* begin Material shown *

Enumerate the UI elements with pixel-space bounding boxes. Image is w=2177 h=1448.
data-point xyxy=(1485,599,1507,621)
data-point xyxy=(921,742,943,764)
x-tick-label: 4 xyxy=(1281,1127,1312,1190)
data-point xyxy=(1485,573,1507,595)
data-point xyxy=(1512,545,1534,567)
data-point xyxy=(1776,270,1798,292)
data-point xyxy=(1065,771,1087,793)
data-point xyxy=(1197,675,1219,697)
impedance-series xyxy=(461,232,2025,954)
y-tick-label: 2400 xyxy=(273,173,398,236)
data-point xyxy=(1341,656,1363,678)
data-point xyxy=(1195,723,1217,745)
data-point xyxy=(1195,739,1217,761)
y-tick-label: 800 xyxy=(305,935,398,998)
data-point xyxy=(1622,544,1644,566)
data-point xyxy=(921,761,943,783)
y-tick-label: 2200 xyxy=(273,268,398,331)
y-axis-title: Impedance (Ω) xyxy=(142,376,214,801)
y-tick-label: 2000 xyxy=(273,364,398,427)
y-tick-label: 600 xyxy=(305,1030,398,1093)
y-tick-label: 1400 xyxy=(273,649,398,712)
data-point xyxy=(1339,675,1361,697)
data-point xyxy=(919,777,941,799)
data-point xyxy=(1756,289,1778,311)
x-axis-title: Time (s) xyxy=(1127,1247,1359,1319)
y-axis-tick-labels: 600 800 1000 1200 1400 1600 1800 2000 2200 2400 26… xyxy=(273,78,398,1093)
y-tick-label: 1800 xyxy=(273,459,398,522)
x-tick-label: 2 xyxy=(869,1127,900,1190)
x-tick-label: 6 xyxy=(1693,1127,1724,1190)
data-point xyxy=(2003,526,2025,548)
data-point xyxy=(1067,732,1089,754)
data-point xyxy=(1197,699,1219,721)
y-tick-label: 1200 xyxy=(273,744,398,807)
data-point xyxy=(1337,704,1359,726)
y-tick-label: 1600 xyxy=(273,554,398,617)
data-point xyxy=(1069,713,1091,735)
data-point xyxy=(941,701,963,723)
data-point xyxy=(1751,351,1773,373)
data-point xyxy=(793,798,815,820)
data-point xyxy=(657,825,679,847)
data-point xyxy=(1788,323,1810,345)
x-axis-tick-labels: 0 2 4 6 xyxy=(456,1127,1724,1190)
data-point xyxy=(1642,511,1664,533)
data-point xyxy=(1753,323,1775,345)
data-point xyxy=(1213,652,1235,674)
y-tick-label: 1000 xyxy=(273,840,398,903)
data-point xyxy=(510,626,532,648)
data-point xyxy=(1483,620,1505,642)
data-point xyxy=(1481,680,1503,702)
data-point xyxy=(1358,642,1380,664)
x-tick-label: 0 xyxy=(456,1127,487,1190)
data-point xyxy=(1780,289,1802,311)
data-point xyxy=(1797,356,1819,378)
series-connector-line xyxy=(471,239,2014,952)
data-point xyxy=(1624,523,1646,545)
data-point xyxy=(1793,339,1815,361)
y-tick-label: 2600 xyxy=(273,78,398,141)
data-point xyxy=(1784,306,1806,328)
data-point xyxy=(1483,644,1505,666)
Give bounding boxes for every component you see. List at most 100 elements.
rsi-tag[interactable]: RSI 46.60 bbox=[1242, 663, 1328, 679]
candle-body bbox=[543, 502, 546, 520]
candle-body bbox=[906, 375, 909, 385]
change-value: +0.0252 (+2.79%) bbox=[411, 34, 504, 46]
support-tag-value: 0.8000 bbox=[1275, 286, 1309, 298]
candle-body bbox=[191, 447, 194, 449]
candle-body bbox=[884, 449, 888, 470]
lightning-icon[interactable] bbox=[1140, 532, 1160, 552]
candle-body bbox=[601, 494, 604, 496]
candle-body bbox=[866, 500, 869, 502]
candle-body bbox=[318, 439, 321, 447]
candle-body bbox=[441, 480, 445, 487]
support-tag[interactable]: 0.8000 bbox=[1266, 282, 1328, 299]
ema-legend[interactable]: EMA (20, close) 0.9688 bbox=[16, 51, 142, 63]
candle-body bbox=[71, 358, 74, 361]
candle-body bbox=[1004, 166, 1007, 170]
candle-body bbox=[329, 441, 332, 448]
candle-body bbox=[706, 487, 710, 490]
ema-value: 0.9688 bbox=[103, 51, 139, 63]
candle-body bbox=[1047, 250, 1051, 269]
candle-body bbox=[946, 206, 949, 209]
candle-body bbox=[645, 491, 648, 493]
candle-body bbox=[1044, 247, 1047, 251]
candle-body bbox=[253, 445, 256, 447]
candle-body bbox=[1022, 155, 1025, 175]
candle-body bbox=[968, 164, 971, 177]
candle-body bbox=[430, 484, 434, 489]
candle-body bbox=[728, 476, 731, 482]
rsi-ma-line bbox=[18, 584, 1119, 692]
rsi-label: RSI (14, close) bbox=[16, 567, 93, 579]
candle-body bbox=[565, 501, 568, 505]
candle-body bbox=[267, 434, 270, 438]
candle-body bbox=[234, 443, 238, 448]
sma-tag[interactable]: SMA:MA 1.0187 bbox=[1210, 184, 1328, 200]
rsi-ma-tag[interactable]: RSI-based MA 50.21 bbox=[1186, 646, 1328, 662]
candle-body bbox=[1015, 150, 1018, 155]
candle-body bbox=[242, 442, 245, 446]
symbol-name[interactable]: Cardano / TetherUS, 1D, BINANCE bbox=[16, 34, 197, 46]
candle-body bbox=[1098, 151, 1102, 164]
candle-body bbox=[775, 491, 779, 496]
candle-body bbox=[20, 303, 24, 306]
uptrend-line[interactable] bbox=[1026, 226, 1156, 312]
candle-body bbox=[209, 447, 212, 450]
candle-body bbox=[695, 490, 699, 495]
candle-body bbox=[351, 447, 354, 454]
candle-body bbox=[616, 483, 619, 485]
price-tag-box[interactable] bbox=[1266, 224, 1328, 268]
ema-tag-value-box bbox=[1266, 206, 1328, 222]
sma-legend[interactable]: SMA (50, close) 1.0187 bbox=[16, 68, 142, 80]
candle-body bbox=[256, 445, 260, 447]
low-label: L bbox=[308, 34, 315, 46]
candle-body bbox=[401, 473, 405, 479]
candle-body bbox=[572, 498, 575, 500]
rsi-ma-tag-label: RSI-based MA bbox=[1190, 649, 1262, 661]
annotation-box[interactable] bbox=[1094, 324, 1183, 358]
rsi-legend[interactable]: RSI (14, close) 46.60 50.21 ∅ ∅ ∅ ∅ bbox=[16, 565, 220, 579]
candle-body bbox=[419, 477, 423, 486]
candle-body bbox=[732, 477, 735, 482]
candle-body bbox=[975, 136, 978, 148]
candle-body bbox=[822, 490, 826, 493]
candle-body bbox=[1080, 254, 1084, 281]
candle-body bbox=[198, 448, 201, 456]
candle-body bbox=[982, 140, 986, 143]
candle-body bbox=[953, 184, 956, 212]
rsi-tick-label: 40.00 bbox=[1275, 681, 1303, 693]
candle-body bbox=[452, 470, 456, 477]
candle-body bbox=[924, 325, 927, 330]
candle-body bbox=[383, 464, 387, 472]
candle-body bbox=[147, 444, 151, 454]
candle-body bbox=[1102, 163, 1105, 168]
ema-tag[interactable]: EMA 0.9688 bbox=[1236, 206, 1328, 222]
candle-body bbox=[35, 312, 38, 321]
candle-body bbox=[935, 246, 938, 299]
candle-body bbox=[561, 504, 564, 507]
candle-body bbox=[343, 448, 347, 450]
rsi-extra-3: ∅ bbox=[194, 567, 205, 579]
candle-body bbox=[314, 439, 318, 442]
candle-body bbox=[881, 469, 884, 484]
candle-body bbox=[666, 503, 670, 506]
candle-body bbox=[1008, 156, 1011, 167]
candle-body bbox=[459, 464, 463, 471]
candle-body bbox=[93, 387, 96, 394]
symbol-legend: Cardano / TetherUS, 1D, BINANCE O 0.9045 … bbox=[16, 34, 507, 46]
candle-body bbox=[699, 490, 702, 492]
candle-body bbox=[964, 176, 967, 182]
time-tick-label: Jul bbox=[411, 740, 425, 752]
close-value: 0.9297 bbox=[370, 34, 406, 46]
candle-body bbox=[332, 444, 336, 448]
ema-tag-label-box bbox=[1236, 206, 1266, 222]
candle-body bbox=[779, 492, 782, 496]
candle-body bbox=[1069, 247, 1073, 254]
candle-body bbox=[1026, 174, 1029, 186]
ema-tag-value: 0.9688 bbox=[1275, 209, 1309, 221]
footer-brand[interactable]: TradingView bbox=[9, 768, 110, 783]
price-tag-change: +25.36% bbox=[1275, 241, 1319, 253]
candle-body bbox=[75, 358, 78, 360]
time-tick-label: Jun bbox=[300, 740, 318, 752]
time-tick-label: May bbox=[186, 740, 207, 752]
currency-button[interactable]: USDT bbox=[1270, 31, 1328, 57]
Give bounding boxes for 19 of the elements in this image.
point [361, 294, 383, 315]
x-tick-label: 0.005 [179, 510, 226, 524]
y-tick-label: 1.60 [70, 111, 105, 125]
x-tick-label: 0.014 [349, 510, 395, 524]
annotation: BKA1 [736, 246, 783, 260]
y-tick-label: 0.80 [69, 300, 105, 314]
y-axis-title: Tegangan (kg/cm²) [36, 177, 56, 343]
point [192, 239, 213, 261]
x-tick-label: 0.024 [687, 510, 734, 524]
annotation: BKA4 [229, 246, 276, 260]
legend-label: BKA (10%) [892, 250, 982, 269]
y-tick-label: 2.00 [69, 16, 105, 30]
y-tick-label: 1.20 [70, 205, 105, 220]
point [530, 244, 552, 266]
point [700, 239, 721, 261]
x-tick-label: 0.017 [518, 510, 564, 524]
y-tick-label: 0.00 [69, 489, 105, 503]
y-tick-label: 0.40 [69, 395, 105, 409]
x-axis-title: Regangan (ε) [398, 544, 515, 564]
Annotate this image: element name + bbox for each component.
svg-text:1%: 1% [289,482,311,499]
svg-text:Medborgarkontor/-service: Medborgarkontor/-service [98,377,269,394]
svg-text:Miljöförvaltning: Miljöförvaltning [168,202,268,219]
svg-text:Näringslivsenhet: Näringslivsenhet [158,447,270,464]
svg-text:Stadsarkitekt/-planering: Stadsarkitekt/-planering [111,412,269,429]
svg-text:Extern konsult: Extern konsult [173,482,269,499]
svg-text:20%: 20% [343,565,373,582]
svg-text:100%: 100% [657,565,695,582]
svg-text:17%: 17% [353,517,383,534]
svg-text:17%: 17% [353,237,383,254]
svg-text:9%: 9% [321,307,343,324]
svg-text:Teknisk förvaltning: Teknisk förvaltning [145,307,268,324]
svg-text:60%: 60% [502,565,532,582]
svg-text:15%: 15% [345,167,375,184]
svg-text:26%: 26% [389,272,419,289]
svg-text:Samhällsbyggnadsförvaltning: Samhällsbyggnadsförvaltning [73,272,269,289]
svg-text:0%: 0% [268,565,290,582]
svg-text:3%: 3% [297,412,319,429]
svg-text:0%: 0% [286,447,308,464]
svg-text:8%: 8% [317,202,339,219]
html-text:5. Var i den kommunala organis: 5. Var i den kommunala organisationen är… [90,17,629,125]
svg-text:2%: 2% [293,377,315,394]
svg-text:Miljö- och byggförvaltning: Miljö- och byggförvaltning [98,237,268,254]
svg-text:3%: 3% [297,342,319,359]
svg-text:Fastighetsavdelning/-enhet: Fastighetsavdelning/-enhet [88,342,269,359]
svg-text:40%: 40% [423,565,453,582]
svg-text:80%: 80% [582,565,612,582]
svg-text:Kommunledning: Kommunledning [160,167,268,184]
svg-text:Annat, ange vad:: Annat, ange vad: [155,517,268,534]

* end Material shown *

Goal of the exercise | Quote the lines of the records from the first one through the line that holds "data-point xyxy=(921,761,943,783)", with both ends included.

Result of the exercise |
Enumerate the UI elements with pixel-space bounding boxes. Image is w=2177 h=1448.
data-point xyxy=(1485,599,1507,621)
data-point xyxy=(921,742,943,764)
x-tick-label: 4 xyxy=(1281,1127,1312,1190)
data-point xyxy=(1485,573,1507,595)
data-point xyxy=(1512,545,1534,567)
data-point xyxy=(1776,270,1798,292)
data-point xyxy=(1065,771,1087,793)
data-point xyxy=(1197,675,1219,697)
impedance-series xyxy=(461,232,2025,954)
y-tick-label: 2400 xyxy=(273,173,398,236)
data-point xyxy=(1341,656,1363,678)
data-point xyxy=(1195,723,1217,745)
data-point xyxy=(1195,739,1217,761)
y-tick-label: 800 xyxy=(305,935,398,998)
data-point xyxy=(1622,544,1644,566)
data-point xyxy=(921,761,943,783)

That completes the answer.